─── SUPPLIED ENTRIES
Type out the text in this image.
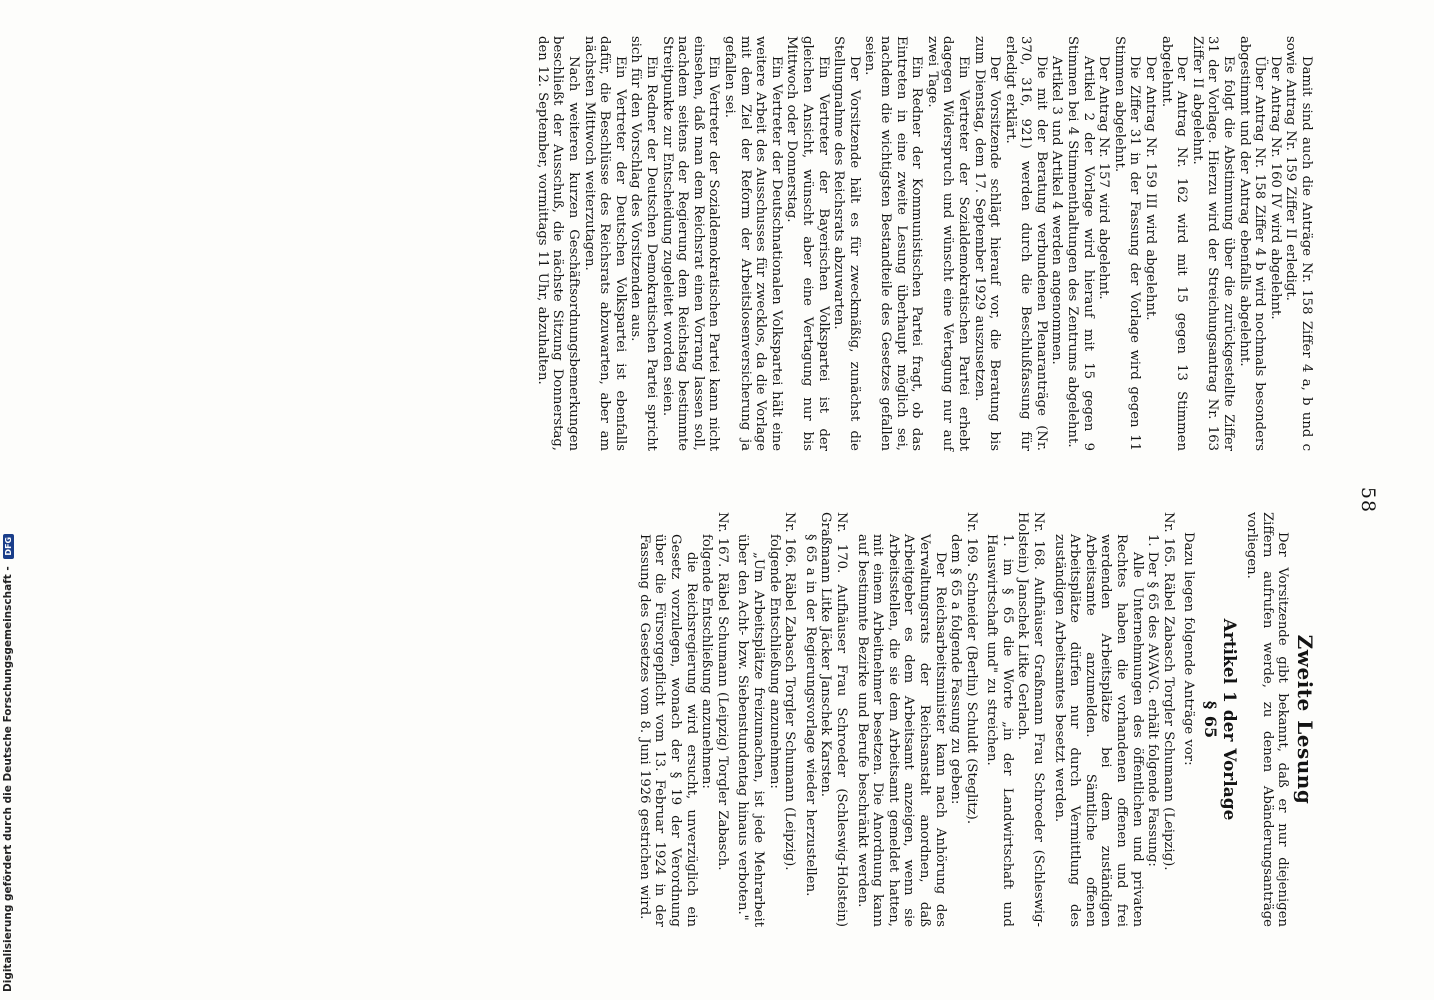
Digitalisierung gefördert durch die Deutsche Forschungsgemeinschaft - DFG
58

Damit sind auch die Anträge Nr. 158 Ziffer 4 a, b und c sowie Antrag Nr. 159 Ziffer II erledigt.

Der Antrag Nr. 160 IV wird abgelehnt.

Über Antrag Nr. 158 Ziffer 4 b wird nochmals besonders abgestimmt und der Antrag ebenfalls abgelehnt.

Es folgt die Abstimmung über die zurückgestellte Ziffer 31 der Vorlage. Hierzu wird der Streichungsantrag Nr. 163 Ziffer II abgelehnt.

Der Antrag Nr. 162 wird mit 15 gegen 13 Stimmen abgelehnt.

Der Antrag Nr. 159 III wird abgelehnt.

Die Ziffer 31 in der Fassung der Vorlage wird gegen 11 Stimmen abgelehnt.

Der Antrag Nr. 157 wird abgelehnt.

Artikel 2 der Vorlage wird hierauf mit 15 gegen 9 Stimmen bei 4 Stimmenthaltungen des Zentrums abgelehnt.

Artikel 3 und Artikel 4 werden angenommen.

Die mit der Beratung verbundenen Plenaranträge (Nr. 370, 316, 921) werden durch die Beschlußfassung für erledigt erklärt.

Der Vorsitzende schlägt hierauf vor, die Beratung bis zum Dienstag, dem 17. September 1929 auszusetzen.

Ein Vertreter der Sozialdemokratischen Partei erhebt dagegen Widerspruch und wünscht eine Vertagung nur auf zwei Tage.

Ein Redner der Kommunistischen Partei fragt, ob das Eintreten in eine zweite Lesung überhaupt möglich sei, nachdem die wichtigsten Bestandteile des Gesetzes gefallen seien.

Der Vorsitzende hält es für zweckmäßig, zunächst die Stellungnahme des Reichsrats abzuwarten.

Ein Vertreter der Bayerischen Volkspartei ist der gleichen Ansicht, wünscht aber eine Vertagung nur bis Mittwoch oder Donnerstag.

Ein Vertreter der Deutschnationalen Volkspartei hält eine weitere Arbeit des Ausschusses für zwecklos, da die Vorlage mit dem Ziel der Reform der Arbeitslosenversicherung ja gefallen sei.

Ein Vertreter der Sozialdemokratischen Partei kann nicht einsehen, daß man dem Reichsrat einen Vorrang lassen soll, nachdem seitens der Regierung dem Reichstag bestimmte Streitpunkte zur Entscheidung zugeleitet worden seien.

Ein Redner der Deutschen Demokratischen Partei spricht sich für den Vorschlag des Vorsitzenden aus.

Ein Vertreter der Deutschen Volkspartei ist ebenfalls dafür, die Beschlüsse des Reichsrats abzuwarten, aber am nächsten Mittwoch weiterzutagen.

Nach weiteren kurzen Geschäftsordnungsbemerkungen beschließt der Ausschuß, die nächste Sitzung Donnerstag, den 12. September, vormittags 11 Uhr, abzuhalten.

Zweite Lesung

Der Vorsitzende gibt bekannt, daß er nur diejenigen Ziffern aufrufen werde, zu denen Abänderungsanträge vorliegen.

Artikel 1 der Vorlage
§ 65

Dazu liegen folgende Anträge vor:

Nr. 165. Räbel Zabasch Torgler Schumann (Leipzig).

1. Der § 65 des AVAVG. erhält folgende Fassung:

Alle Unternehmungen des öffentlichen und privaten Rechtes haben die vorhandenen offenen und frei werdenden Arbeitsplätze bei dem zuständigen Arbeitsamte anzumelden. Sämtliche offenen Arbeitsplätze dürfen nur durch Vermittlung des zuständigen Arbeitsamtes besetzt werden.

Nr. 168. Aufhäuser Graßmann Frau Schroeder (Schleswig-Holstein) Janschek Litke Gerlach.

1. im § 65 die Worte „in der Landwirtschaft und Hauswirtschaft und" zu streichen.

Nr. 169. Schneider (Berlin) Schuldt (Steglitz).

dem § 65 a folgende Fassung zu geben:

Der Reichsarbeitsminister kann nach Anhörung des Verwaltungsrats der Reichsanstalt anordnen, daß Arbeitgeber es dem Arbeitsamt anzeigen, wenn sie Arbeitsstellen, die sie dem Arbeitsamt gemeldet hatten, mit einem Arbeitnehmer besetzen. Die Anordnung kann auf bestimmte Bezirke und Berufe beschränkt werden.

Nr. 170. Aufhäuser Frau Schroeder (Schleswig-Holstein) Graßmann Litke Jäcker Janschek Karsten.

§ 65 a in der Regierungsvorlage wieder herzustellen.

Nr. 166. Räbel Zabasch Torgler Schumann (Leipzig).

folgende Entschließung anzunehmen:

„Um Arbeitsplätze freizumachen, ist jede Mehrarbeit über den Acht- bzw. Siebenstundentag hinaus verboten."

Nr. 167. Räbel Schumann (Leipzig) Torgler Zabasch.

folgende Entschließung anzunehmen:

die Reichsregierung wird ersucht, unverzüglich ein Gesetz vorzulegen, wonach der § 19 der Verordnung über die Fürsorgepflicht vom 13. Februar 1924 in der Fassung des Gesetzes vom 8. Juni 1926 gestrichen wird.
──────
WHAT YOU SHOULD DO: The records above should be reproduced exactly, with the pictures omitted.

THE COMPLETED TASK:
Type out the text in this image.
Digitalisierung gefördert durch die Deutsche Forschungsgemeinschaft - DFG
58

Damit sind auch die Anträge Nr. 158 Ziffer 4 a, b und c sowie Antrag Nr. 159 Ziffer II erledigt.

Der Antrag Nr. 160 IV wird abgelehnt.

Über Antrag Nr. 158 Ziffer 4 b wird nochmals besonders abgestimmt und der Antrag ebenfalls abgelehnt.

Es folgt die Abstimmung über die zurückgestellte Ziffer 31 der Vorlage. Hierzu wird der Streichungsantrag Nr. 163 Ziffer II abgelehnt.

Der Antrag Nr. 162 wird mit 15 gegen 13 Stimmen abgelehnt.

Der Antrag Nr. 159 III wird abgelehnt.

Die Ziffer 31 in der Fassung der Vorlage wird gegen 11 Stimmen abgelehnt.

Der Antrag Nr. 157 wird abgelehnt.

Artikel 2 der Vorlage wird hierauf mit 15 gegen 9 Stimmen bei 4 Stimmenthaltungen des Zentrums abgelehnt.

Artikel 3 und Artikel 4 werden angenommen.

Die mit der Beratung verbundenen Plenaranträge (Nr. 370, 316, 921) werden durch die Beschlußfassung für erledigt erklärt.

Der Vorsitzende schlägt hierauf vor, die Beratung bis zum Dienstag, dem 17. September 1929 auszusetzen.

Ein Vertreter der Sozialdemokratischen Partei erhebt dagegen Widerspruch und wünscht eine Vertagung nur auf zwei Tage.

Ein Redner der Kommunistischen Partei fragt, ob das Eintreten in eine zweite Lesung überhaupt möglich sei, nachdem die wichtigsten Bestandteile des Gesetzes gefallen seien.

Der Vorsitzende hält es für zweckmäßig, zunächst die Stellungnahme des Reichsrats abzuwarten.

Ein Vertreter der Bayerischen Volkspartei ist der gleichen Ansicht, wünscht aber eine Vertagung nur bis Mittwoch oder Donnerstag.

Ein Vertreter der Deutschnationalen Volkspartei hält eine weitere Arbeit des Ausschusses für zwecklos, da die Vorlage mit dem Ziel der Reform der Arbeitslosenversicherung ja gefallen sei.

Ein Vertreter der Sozialdemokratischen Partei kann nicht einsehen, daß man dem Reichsrat einen Vorrang lassen soll, nachdem seitens der Regierung dem Reichstag bestimmte Streitpunkte zur Entscheidung zugeleitet worden seien.

Ein Redner der Deutschen Demokratischen Partei spricht sich für den Vorschlag des Vorsitzenden aus.

Ein Vertreter der Deutschen Volkspartei ist ebenfalls dafür, die Beschlüsse des Reichsrats abzuwarten, aber am nächsten Mittwoch weiterzutagen.

Nach weiteren kurzen Geschäftsordnungsbemerkungen beschließt der Ausschuß, die nächste Sitzung Donnerstag, den 12. September, vormittags 11 Uhr, abzuhalten.

Zweite Lesung

Der Vorsitzende gibt bekannt, daß er nur diejenigen Ziffern aufrufen werde, zu denen Abänderungsanträge vorliegen.

Artikel 1 der Vorlage
§ 65

Dazu liegen folgende Anträge vor:

Nr. 165. Räbel Zabasch Torgler Schumann (Leipzig).

1. Der § 65 des AVAVG. erhält folgende Fassung:

Alle Unternehmungen des öffentlichen und privaten Rechtes haben die vorhandenen offenen und frei werdenden Arbeitsplätze bei dem zuständigen Arbeitsamte anzumelden. Sämtliche offenen Arbeitsplätze dürfen nur durch Vermittlung des zuständigen Arbeitsamtes besetzt werden.

Nr. 168. Aufhäuser Graßmann Frau Schroeder (Schleswig-Holstein) Janschek Litke Gerlach.

1. im § 65 die Worte „in der Landwirtschaft und Hauswirtschaft und" zu streichen.

Nr. 169. Schneider (Berlin) Schuldt (Steglitz).

dem § 65 a folgende Fassung zu geben:

Der Reichsarbeitsminister kann nach Anhörung des Verwaltungsrats der Reichsanstalt anordnen, daß Arbeitgeber es dem Arbeitsamt anzeigen, wenn sie Arbeitsstellen, die sie dem Arbeitsamt gemeldet hatten, mit einem Arbeitnehmer besetzen. Die Anordnung kann auf bestimmte Bezirke und Berufe beschränkt werden.

Nr. 170. Aufhäuser Frau Schroeder (Schleswig-Holstein) Graßmann Litke Jäcker Janschek Karsten.

§ 65 a in der Regierungsvorlage wieder herzustellen.

Nr. 166. Räbel Zabasch Torgler Schumann (Leipzig).

folgende Entschließung anzunehmen:

„Um Arbeitsplätze freizumachen, ist jede Mehrarbeit über den Acht- bzw. Siebenstundentag hinaus verboten."

Nr. 167. Räbel Schumann (Leipzig) Torgler Zabasch.

folgende Entschließung anzunehmen:

die Reichsregierung wird ersucht, unverzüglich ein Gesetz vorzulegen, wonach der § 19 der Verordnung über die Fürsorgepflicht vom 13. Februar 1924 in der Fassung des Gesetzes vom 8. Juni 1926 gestrichen wird.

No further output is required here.